• _Exercise description_
Restate exactly the lines below, from the one containing "OCR this image." through the final line, and leave out the pictures.

─── Provided records ───

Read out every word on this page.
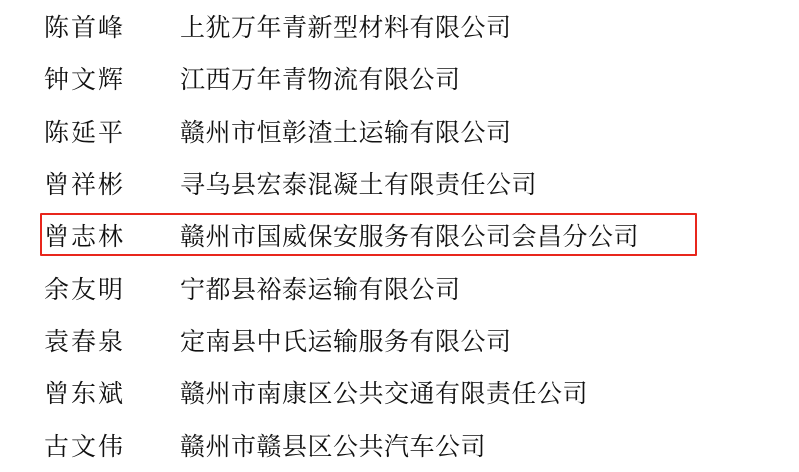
陈首峰	上犹万年青新型材料有限公司
钟文辉	江西万年青物流有限公司
陈延平	赣州市恒彰渣土运输有限公司
曾祥彬	寻乌县宏泰混凝土有限责任公司
曾志林	赣州市国威保安服务有限公司会昌分公司
余友明	宁都县裕泰运输有限公司
袁春泉	定南县中氏运输服务有限公司
曾东斌	赣州市南康区公共交通有限责任公司
古文伟	赣州市赣县区公共汽车公司
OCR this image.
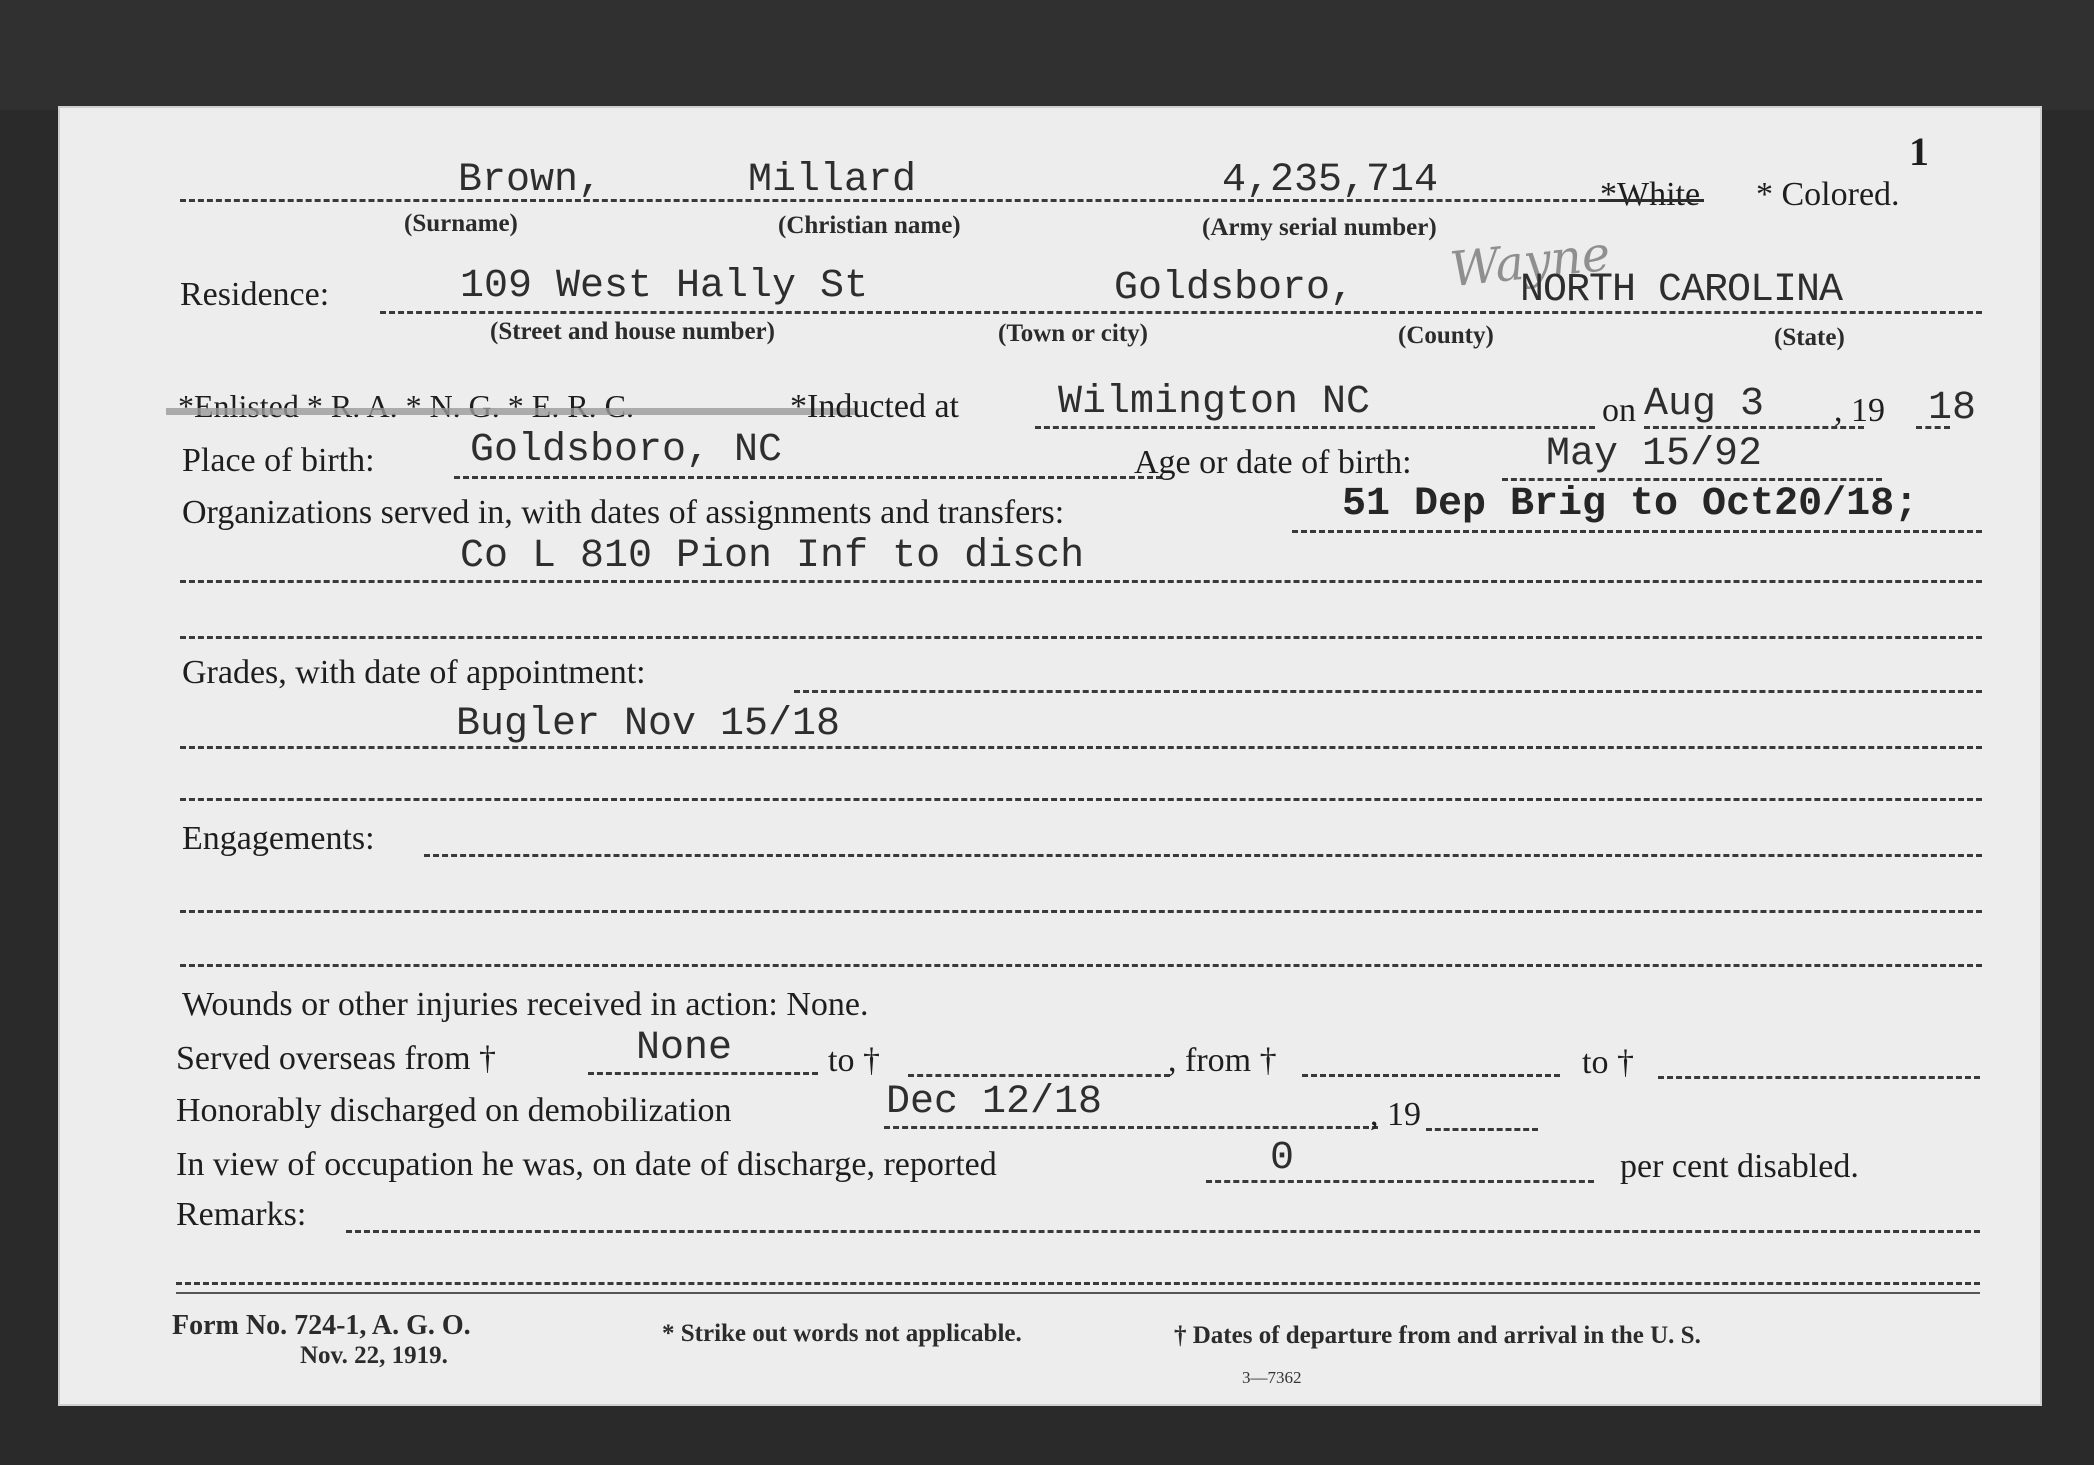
1
Brown,	Millard	4,235,714	*White * Colored.
(Surname)	(Christian name)	(Army serial number)
Residence:	109 West Hally St	Goldsboro, Wayne
NORTH CAROLINA
(Street and house number)	(Town or city)	(County)	(State)
*Enlisted * R. A. * N. G. * E. R. C.	*Inducted at Wilmington NC	on Aug 3 , 19 18
Place of birth: Goldsboro, NC	Age or date of birth:	May 15/92
Organizations served in, with dates of assignments and transfers:	51 Dep Brig to Oct20/18;
Co L 810 Pion Inf to disch
Grades, with date of appointment:
Bugler Nov 15/18
Engagements:
Wounds or other injuries received in action: None.
Served overseas from †	None	to †	, from †	to †
Honorably discharged on demobilization	Dec 12/18	, 19
In view of occupation he was, on date of discharge, reported	0	per cent disabled.
Remarks:
Form No. 724-1, A. G. O.
Nov. 22, 1919.
* Strike out words not applicable.	† Dates of departure from and arrival in the U. S.
3—7362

───

• _Exercise response_
OCR this image.
1
Brown,	Millard	4,235,714	*White * Colored.
(Surname)	(Christian name)	(Army serial number)
Residence:	109 West Hally St	Goldsboro, Wayne
NORTH CAROLINA
(Street and house number)	(Town or city)	(County)	(State)
*Enlisted * R. A. * N. G. * E. R. C.	*Inducted at Wilmington NC	on Aug 3 , 19 18
Place of birth: Goldsboro, NC	Age or date of birth:	May 15/92
Organizations served in, with dates of assignments and transfers:	51 Dep Brig to Oct20/18;
Co L 810 Pion Inf to disch
Grades, with date of appointment:
Bugler Nov 15/18
Engagements:
Wounds or other injuries received in action: None.
Served overseas from †	None	to †	, from †	to †
Honorably discharged on demobilization	Dec 12/18	, 19
In view of occupation he was, on date of discharge, reported	0	per cent disabled.
Remarks:
Form No. 724-1, A. G. O.
Nov. 22, 1919.
* Strike out words not applicable.	† Dates of departure from and arrival in the U. S.
3—7362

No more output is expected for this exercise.